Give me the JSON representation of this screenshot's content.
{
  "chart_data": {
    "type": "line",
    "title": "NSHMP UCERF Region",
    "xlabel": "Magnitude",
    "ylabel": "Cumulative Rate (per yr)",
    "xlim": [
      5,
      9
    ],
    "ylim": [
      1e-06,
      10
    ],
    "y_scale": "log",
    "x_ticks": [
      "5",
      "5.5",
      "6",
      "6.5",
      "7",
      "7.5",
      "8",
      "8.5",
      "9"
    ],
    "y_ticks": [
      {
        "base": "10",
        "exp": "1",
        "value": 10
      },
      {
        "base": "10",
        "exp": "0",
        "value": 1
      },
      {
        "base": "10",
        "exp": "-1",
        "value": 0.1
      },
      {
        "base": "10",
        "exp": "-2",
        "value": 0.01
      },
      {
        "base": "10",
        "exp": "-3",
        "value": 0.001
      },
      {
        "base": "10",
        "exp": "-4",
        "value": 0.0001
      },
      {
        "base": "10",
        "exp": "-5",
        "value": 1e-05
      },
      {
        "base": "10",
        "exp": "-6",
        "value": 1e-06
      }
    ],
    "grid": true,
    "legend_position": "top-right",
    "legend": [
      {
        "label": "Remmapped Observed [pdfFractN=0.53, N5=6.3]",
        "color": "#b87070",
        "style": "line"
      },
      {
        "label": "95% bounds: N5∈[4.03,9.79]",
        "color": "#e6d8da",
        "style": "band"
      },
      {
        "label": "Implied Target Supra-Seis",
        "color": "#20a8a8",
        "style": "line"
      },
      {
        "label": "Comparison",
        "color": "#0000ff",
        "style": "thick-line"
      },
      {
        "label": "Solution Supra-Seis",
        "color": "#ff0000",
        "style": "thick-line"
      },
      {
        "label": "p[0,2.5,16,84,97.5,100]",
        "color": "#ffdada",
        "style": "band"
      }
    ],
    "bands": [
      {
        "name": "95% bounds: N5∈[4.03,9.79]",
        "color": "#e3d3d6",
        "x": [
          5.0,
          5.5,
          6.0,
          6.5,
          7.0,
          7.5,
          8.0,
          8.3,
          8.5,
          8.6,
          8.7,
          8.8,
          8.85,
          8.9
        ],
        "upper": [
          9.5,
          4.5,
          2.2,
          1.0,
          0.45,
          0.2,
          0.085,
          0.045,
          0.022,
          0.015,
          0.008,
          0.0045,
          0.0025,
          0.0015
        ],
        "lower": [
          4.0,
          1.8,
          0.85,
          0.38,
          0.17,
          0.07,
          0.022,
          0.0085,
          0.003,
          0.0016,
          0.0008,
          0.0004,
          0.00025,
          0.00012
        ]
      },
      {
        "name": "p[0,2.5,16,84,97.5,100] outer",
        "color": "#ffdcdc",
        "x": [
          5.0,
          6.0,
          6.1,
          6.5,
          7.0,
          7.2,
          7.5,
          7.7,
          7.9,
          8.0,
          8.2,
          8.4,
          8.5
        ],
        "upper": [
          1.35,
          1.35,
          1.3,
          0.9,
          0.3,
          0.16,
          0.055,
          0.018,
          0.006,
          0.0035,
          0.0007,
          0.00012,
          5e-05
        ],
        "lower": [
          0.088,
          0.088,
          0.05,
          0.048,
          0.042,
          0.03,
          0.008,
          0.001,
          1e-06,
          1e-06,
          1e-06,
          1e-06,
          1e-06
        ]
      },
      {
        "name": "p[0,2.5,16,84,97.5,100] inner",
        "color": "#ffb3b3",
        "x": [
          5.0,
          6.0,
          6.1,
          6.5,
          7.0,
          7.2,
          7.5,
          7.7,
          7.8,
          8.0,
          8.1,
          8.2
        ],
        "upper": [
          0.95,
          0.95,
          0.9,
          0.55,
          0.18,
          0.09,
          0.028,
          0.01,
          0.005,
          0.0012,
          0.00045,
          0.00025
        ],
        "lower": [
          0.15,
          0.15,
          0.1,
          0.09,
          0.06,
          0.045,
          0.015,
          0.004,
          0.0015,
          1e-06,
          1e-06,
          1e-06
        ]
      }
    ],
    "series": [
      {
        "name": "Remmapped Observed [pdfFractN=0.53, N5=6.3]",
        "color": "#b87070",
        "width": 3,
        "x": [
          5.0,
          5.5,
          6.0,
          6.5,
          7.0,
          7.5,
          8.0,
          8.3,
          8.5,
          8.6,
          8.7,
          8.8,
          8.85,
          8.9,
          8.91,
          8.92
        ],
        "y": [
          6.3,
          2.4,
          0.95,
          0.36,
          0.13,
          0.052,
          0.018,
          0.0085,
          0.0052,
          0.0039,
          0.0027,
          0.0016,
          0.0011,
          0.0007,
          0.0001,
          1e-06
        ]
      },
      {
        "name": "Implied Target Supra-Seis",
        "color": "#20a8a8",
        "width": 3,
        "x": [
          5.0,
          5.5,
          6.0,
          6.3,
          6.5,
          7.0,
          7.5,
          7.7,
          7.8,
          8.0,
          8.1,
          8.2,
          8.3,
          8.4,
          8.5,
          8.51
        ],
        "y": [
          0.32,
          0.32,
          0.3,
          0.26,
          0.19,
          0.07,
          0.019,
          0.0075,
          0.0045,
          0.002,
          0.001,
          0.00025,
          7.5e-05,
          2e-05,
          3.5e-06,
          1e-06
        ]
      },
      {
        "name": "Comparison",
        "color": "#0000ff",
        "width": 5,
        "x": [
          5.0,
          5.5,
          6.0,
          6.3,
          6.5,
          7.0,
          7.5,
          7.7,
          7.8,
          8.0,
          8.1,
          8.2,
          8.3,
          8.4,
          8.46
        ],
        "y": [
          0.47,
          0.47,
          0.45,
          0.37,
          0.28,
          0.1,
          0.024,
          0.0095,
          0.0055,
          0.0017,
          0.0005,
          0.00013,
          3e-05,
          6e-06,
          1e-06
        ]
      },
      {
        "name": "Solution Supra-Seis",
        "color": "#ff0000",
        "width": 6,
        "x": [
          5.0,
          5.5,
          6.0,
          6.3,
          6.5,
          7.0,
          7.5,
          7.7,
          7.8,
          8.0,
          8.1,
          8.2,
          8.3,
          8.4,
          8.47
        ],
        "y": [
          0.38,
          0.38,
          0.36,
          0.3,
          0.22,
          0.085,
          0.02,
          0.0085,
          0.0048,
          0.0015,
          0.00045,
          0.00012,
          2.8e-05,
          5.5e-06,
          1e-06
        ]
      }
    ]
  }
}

##########

◆ **Task to complete**
Identify each line in the records above that contains the word "Implied", and copy it out in full.

◆ **Answer to the task**
        "label": "Implied Target Supra-Seis",
        "name": "Implied Target Supra-Seis",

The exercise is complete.